* begin DATA LISTING *

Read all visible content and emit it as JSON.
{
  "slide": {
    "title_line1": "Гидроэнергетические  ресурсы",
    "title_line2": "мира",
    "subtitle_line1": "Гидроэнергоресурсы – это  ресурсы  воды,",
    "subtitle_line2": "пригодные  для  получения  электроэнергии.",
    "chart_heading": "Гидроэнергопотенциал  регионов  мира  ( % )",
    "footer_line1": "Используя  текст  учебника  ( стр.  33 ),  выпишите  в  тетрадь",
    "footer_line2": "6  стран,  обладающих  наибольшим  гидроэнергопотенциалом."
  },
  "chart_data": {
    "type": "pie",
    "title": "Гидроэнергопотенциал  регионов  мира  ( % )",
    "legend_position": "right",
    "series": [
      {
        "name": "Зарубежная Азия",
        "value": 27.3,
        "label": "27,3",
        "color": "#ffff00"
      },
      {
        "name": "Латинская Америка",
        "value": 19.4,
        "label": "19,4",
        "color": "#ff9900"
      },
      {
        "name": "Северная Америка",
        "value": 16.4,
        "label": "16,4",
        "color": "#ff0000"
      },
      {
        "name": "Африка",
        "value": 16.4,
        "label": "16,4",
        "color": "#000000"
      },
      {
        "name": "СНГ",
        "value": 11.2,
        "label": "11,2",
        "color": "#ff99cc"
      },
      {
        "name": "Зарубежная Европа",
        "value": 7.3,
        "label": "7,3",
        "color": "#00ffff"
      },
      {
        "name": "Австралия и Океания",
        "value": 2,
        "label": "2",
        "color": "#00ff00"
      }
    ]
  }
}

* end DATA LISTING *

Read the entries and show each line that mentions "Зарубежная".

        "name": "Зарубежная Азия",
        "name": "Зарубежная Европа",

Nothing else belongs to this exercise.